* _INPUT RECORDS_:

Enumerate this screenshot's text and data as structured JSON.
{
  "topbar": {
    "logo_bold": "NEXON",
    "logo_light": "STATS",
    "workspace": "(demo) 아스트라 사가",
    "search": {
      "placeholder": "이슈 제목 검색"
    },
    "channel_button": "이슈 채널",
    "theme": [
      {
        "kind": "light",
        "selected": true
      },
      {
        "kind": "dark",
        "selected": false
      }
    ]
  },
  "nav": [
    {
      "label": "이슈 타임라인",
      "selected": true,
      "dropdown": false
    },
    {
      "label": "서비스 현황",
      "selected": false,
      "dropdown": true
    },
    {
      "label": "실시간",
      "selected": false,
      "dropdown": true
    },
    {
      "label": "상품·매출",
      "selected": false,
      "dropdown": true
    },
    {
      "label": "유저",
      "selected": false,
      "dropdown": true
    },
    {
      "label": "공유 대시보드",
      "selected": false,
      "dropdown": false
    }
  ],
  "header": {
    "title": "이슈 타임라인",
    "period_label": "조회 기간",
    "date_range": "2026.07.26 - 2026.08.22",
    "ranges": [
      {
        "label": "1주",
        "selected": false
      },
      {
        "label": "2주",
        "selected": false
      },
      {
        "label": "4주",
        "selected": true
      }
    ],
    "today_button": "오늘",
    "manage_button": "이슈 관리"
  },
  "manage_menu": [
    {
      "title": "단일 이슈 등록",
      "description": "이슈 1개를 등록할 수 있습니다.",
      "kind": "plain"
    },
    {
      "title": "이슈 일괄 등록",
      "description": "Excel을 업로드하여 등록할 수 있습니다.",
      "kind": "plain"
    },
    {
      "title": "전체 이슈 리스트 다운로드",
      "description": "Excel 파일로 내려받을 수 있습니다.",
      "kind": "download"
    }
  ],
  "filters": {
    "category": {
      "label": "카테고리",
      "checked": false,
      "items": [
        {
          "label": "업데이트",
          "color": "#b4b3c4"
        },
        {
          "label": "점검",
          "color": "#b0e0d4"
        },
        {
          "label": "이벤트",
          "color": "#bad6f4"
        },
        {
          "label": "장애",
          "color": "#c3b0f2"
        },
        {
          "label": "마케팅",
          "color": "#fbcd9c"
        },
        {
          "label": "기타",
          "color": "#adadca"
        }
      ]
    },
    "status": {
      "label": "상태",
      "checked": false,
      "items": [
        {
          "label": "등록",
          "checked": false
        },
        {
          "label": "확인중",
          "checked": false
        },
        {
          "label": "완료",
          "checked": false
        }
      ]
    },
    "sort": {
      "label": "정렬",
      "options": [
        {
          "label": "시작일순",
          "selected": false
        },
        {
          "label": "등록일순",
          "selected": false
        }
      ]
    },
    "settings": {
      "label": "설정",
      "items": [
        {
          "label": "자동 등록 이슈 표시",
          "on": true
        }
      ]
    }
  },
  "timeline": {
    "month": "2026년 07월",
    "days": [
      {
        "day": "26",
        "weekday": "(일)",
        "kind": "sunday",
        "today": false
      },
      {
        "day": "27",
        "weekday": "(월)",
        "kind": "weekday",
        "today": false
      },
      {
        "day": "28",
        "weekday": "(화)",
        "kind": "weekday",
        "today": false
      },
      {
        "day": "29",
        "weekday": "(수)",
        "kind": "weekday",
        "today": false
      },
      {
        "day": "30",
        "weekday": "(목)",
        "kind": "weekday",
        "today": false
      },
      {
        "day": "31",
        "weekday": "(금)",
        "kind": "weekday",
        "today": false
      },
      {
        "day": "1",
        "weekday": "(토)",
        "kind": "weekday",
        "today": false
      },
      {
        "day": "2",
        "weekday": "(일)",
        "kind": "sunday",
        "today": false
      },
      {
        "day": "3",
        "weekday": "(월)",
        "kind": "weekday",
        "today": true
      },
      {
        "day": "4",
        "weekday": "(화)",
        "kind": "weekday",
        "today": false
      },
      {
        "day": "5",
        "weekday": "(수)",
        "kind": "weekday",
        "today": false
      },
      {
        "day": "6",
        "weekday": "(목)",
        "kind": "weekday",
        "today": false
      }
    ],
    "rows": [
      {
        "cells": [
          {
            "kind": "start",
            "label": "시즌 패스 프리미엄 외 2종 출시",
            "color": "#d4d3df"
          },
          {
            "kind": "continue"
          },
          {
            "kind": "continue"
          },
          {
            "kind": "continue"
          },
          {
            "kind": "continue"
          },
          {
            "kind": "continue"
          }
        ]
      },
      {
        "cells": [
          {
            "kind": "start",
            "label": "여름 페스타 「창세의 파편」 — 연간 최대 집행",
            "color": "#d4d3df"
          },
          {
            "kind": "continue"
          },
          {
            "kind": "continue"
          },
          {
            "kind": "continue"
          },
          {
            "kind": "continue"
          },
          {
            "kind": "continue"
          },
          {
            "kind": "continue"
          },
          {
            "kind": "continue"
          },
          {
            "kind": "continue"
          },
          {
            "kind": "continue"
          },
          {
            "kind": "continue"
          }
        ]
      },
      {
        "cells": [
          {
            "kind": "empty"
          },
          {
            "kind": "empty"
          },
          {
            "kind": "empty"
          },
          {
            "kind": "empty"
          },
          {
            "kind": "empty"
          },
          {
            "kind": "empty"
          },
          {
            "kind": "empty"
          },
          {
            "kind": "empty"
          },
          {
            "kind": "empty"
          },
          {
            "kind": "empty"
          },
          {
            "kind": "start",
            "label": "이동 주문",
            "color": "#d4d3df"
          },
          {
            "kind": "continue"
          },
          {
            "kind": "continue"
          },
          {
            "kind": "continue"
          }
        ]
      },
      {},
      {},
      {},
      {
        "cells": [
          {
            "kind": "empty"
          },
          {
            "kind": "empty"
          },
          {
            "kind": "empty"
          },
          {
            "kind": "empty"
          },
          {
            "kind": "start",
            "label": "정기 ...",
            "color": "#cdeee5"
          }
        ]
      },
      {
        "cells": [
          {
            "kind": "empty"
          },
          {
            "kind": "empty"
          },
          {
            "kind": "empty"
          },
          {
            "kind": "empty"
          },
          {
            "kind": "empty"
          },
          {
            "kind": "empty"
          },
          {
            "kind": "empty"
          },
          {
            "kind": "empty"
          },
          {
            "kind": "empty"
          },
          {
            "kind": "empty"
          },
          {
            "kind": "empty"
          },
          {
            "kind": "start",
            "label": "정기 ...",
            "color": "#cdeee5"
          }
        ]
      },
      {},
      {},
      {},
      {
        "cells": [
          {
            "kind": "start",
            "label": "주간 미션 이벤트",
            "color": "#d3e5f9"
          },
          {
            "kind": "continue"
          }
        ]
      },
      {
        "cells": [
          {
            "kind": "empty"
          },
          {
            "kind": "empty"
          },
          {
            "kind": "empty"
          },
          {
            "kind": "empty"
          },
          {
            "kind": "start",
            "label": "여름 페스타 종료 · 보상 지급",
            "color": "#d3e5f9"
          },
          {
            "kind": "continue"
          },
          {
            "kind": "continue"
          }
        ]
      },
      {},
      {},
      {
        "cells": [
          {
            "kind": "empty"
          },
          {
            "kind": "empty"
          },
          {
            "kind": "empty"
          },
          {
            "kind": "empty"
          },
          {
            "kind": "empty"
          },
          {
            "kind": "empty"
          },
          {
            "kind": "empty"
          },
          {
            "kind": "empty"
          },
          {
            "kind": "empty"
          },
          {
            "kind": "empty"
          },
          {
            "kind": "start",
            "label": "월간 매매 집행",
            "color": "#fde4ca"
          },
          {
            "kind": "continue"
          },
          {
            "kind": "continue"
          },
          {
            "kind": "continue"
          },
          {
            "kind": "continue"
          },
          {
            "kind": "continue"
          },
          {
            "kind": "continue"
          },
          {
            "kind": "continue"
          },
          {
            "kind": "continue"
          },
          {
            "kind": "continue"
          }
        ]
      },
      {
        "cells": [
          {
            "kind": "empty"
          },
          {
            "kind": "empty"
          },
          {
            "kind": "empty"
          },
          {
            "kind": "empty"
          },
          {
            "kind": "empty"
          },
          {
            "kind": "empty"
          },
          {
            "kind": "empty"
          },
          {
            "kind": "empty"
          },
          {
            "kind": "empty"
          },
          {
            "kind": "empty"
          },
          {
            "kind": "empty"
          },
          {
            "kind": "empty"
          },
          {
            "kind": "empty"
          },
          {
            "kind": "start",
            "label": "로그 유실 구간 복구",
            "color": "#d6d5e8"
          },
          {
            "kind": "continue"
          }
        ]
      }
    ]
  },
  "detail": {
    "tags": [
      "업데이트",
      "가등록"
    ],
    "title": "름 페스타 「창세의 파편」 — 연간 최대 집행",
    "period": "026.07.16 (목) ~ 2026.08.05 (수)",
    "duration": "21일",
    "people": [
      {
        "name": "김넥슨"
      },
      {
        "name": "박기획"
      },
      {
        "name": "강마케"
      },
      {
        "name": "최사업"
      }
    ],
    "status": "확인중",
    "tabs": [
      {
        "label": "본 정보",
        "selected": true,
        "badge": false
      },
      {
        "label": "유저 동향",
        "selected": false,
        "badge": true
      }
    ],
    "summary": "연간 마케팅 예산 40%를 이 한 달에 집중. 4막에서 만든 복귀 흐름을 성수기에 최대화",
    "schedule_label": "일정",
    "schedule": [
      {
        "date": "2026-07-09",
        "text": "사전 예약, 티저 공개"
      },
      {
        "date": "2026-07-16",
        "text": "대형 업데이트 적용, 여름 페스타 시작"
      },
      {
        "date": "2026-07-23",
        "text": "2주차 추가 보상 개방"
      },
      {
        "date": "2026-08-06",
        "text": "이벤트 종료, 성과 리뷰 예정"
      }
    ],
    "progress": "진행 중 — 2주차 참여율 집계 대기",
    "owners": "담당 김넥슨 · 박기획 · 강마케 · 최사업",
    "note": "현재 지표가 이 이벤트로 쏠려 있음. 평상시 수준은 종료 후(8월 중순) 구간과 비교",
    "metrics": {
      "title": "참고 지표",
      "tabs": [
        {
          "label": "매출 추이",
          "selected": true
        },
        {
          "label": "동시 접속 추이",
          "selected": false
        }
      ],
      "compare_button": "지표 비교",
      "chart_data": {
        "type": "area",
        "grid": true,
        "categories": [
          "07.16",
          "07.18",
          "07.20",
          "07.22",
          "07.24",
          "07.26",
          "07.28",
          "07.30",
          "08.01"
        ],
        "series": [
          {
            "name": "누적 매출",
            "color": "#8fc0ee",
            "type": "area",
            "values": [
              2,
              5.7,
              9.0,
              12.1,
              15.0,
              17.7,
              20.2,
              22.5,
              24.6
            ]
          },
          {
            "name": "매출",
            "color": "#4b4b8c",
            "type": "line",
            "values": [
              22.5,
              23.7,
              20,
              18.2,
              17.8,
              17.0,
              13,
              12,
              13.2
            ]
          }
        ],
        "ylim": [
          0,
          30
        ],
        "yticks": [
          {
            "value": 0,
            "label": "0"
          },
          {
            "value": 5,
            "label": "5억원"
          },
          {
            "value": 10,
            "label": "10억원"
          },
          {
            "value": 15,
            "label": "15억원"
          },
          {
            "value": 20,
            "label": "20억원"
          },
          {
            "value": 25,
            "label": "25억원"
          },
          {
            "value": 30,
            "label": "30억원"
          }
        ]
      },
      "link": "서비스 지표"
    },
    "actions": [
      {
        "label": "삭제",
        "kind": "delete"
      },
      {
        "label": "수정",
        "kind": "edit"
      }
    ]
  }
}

* _YOUR OBJECTIVE_:
Tally how many lines of the records hold the word "title". Answer with the number only.

* _REPLY_:
6